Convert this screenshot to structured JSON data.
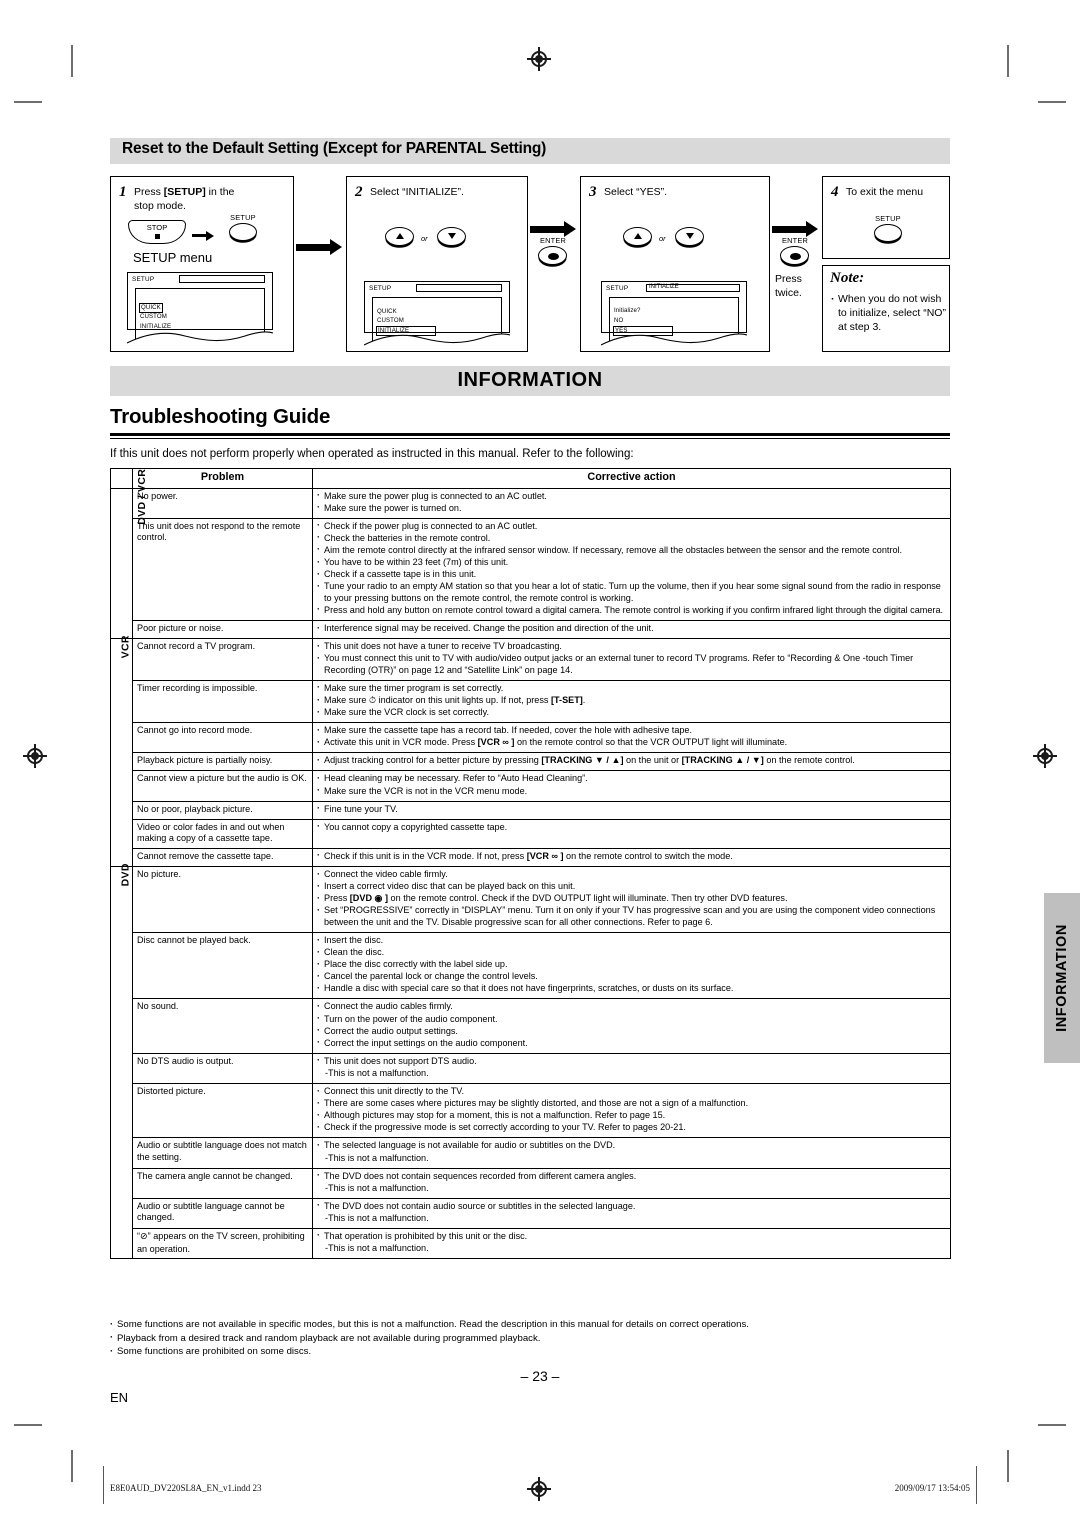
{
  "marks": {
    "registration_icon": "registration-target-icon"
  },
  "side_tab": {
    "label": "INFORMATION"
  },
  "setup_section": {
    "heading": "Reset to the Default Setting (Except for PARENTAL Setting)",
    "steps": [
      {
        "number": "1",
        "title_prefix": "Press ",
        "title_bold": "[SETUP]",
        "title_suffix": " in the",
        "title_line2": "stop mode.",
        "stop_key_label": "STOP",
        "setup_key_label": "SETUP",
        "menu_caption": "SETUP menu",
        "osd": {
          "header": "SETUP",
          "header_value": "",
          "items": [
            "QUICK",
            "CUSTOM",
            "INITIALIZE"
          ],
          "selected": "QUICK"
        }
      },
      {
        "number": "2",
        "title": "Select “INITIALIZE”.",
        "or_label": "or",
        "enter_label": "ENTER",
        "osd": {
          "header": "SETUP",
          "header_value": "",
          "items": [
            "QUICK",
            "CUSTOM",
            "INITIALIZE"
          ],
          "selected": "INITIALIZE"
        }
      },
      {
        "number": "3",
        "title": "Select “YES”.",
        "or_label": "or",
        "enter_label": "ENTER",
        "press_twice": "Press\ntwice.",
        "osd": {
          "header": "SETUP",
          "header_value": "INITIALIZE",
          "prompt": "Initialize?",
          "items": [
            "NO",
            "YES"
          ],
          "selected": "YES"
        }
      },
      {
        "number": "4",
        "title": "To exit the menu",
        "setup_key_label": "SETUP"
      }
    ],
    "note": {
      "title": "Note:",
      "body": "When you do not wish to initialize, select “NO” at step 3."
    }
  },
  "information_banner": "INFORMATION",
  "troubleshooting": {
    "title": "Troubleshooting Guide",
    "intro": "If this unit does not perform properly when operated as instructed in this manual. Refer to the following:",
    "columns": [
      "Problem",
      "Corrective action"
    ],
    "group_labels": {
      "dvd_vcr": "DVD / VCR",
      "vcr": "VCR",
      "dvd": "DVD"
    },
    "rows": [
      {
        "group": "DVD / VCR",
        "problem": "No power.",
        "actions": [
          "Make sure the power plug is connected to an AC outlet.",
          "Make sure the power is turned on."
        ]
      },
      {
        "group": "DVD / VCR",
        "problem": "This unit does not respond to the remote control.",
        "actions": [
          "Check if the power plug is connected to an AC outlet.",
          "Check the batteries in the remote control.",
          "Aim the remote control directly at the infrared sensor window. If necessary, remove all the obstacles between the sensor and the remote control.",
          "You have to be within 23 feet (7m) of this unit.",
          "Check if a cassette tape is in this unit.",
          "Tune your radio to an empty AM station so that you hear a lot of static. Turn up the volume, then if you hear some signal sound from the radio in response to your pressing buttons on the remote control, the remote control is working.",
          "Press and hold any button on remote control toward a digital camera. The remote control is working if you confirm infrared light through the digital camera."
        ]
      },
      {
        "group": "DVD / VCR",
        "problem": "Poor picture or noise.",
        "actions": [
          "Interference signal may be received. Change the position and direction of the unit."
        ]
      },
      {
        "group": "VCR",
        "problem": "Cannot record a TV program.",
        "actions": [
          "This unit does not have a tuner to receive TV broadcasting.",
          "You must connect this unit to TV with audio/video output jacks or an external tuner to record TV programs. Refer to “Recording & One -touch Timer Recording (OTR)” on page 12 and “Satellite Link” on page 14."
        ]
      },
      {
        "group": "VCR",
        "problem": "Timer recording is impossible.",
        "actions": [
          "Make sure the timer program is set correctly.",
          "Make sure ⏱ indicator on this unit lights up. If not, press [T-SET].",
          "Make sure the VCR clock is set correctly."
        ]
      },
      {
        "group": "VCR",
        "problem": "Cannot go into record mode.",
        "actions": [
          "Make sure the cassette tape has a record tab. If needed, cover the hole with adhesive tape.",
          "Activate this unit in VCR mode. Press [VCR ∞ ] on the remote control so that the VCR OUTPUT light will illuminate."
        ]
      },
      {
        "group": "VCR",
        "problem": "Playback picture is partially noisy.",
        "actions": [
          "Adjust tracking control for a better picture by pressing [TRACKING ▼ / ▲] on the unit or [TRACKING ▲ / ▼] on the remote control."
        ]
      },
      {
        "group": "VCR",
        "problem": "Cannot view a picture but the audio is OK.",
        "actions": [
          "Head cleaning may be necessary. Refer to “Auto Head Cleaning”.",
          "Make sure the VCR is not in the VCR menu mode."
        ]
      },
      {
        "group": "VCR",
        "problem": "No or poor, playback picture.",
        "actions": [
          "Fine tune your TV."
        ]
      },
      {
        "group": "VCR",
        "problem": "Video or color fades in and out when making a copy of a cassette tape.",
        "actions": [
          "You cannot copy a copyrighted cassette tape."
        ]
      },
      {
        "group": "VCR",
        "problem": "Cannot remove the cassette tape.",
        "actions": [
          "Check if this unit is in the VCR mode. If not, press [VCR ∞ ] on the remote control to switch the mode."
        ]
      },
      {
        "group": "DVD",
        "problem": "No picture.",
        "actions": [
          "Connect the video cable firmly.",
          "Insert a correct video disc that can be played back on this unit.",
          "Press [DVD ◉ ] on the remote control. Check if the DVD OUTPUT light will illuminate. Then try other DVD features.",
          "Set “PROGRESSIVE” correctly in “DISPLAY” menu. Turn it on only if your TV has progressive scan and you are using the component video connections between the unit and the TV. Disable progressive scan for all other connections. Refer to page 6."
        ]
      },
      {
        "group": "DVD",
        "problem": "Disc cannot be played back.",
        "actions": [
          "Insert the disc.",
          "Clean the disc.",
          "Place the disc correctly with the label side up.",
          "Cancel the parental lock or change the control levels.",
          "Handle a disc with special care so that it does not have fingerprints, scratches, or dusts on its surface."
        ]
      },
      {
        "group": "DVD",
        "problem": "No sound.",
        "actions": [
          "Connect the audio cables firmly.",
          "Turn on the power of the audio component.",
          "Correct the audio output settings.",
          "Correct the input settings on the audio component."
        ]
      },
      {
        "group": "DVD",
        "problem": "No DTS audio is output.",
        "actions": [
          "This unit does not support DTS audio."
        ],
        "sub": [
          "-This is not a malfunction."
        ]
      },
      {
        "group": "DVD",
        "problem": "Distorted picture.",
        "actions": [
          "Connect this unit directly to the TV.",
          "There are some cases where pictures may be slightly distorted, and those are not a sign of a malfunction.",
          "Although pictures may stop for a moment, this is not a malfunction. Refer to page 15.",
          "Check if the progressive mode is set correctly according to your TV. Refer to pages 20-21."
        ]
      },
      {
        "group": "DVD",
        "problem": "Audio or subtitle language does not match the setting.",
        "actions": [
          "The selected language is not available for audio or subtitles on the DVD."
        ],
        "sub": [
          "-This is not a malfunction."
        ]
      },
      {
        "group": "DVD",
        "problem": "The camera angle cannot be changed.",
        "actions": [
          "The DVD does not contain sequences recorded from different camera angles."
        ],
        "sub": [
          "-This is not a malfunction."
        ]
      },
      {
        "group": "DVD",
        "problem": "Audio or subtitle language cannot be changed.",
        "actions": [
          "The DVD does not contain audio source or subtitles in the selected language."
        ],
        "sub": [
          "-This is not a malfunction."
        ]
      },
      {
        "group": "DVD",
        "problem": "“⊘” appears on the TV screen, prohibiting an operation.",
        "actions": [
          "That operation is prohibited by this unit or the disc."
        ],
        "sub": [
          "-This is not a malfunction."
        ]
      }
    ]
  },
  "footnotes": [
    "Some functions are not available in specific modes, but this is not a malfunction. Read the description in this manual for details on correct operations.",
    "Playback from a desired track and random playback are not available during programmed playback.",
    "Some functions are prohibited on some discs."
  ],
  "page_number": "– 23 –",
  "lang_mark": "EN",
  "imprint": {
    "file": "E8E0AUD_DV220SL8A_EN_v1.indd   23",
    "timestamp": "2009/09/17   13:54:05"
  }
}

◆ ◆ ◆

## Direction
Copy the data word for word. Pictures do not go in the copy.

## Finished answer
Convert this screenshot to structured JSON data.
{
  "marks": {
    "registration_icon": "registration-target-icon"
  },
  "side_tab": {
    "label": "INFORMATION"
  },
  "setup_section": {
    "heading": "Reset to the Default Setting (Except for PARENTAL Setting)",
    "steps": [
      {
        "number": "1",
        "title_prefix": "Press ",
        "title_bold": "[SETUP]",
        "title_suffix": " in the",
        "title_line2": "stop mode.",
        "stop_key_label": "STOP",
        "setup_key_label": "SETUP",
        "menu_caption": "SETUP menu",
        "osd": {
          "header": "SETUP",
          "header_value": "",
          "items": [
            "QUICK",
            "CUSTOM",
            "INITIALIZE"
          ],
          "selected": "QUICK"
        }
      },
      {
        "number": "2",
        "title": "Select “INITIALIZE”.",
        "or_label": "or",
        "enter_label": "ENTER",
        "osd": {
          "header": "SETUP",
          "header_value": "",
          "items": [
            "QUICK",
            "CUSTOM",
            "INITIALIZE"
          ],
          "selected": "INITIALIZE"
        }
      },
      {
        "number": "3",
        "title": "Select “YES”.",
        "or_label": "or",
        "enter_label": "ENTER",
        "press_twice": "Press\ntwice.",
        "osd": {
          "header": "SETUP",
          "header_value": "INITIALIZE",
          "prompt": "Initialize?",
          "items": [
            "NO",
            "YES"
          ],
          "selected": "YES"
        }
      },
      {
        "number": "4",
        "title": "To exit the menu",
        "setup_key_label": "SETUP"
      }
    ],
    "note": {
      "title": "Note:",
      "body": "When you do not wish to initialize, select “NO” at step 3."
    }
  },
  "information_banner": "INFORMATION",
  "troubleshooting": {
    "title": "Troubleshooting Guide",
    "intro": "If this unit does not perform properly when operated as instructed in this manual. Refer to the following:",
    "columns": [
      "Problem",
      "Corrective action"
    ],
    "group_labels": {
      "dvd_vcr": "DVD / VCR",
      "vcr": "VCR",
      "dvd": "DVD"
    },
    "rows": [
      {
        "group": "DVD / VCR",
        "problem": "No power.",
        "actions": [
          "Make sure the power plug is connected to an AC outlet.",
          "Make sure the power is turned on."
        ]
      },
      {
        "group": "DVD / VCR",
        "problem": "This unit does not respond to the remote control.",
        "actions": [
          "Check if the power plug is connected to an AC outlet.",
          "Check the batteries in the remote control.",
          "Aim the remote control directly at the infrared sensor window. If necessary, remove all the obstacles between the sensor and the remote control.",
          "You have to be within 23 feet (7m) of this unit.",
          "Check if a cassette tape is in this unit.",
          "Tune your radio to an empty AM station so that you hear a lot of static. Turn up the volume, then if you hear some signal sound from the radio in response to your pressing buttons on the remote control, the remote control is working.",
          "Press and hold any button on remote control toward a digital camera. The remote control is working if you confirm infrared light through the digital camera."
        ]
      },
      {
        "group": "DVD / VCR",
        "problem": "Poor picture or noise.",
        "actions": [
          "Interference signal may be received. Change the position and direction of the unit."
        ]
      },
      {
        "group": "VCR",
        "problem": "Cannot record a TV program.",
        "actions": [
          "This unit does not have a tuner to receive TV broadcasting.",
          "You must connect this unit to TV with audio/video output jacks or an external tuner to record TV programs. Refer to “Recording & One -touch Timer Recording (OTR)” on page 12 and “Satellite Link” on page 14."
        ]
      },
      {
        "group": "VCR",
        "problem": "Timer recording is impossible.",
        "actions": [
          "Make sure the timer program is set correctly.",
          "Make sure ⏱ indicator on this unit lights up. If not, press [T-SET].",
          "Make sure the VCR clock is set correctly."
        ]
      },
      {
        "group": "VCR",
        "problem": "Cannot go into record mode.",
        "actions": [
          "Make sure the cassette tape has a record tab. If needed, cover the hole with adhesive tape.",
          "Activate this unit in VCR mode. Press [VCR ∞ ] on the remote control so that the VCR OUTPUT light will illuminate."
        ]
      },
      {
        "group": "VCR",
        "problem": "Playback picture is partially noisy.",
        "actions": [
          "Adjust tracking control for a better picture by pressing [TRACKING ▼ / ▲] on the unit or [TRACKING ▲ / ▼] on the remote control."
        ]
      },
      {
        "group": "VCR",
        "problem": "Cannot view a picture but the audio is OK.",
        "actions": [
          "Head cleaning may be necessary. Refer to “Auto Head Cleaning”.",
          "Make sure the VCR is not in the VCR menu mode."
        ]
      },
      {
        "group": "VCR",
        "problem": "No or poor, playback picture.",
        "actions": [
          "Fine tune your TV."
        ]
      },
      {
        "group": "VCR",
        "problem": "Video or color fades in and out when making a copy of a cassette tape.",
        "actions": [
          "You cannot copy a copyrighted cassette tape."
        ]
      },
      {
        "group": "VCR",
        "problem": "Cannot remove the cassette tape.",
        "actions": [
          "Check if this unit is in the VCR mode. If not, press [VCR ∞ ] on the remote control to switch the mode."
        ]
      },
      {
        "group": "DVD",
        "problem": "No picture.",
        "actions": [
          "Connect the video cable firmly.",
          "Insert a correct video disc that can be played back on this unit.",
          "Press [DVD ◉ ] on the remote control. Check if the DVD OUTPUT light will illuminate. Then try other DVD features.",
          "Set “PROGRESSIVE” correctly in “DISPLAY” menu. Turn it on only if your TV has progressive scan and you are using the component video connections between the unit and the TV. Disable progressive scan for all other connections. Refer to page 6."
        ]
      },
      {
        "group": "DVD",
        "problem": "Disc cannot be played back.",
        "actions": [
          "Insert the disc.",
          "Clean the disc.",
          "Place the disc correctly with the label side up.",
          "Cancel the parental lock or change the control levels.",
          "Handle a disc with special care so that it does not have fingerprints, scratches, or dusts on its surface."
        ]
      },
      {
        "group": "DVD",
        "problem": "No sound.",
        "actions": [
          "Connect the audio cables firmly.",
          "Turn on the power of the audio component.",
          "Correct the audio output settings.",
          "Correct the input settings on the audio component."
        ]
      },
      {
        "group": "DVD",
        "problem": "No DTS audio is output.",
        "actions": [
          "This unit does not support DTS audio."
        ],
        "sub": [
          "-This is not a malfunction."
        ]
      },
      {
        "group": "DVD",
        "problem": "Distorted picture.",
        "actions": [
          "Connect this unit directly to the TV.",
          "There are some cases where pictures may be slightly distorted, and those are not a sign of a malfunction.",
          "Although pictures may stop for a moment, this is not a malfunction. Refer to page 15.",
          "Check if the progressive mode is set correctly according to your TV. Refer to pages 20-21."
        ]
      },
      {
        "group": "DVD",
        "problem": "Audio or subtitle language does not match the setting.",
        "actions": [
          "The selected language is not available for audio or subtitles on the DVD."
        ],
        "sub": [
          "-This is not a malfunction."
        ]
      },
      {
        "group": "DVD",
        "problem": "The camera angle cannot be changed.",
        "actions": [
          "The DVD does not contain sequences recorded from different camera angles."
        ],
        "sub": [
          "-This is not a malfunction."
        ]
      },
      {
        "group": "DVD",
        "problem": "Audio or subtitle language cannot be changed.",
        "actions": [
          "The DVD does not contain audio source or subtitles in the selected language."
        ],
        "sub": [
          "-This is not a malfunction."
        ]
      },
      {
        "group": "DVD",
        "problem": "“⊘” appears on the TV screen, prohibiting an operation.",
        "actions": [
          "That operation is prohibited by this unit or the disc."
        ],
        "sub": [
          "-This is not a malfunction."
        ]
      }
    ]
  },
  "footnotes": [
    "Some functions are not available in specific modes, but this is not a malfunction. Read the description in this manual for details on correct operations.",
    "Playback from a desired track and random playback are not available during programmed playback.",
    "Some functions are prohibited on some discs."
  ],
  "page_number": "– 23 –",
  "lang_mark": "EN",
  "imprint": {
    "file": "E8E0AUD_DV220SL8A_EN_v1.indd   23",
    "timestamp": "2009/09/17   13:54:05"
  }
}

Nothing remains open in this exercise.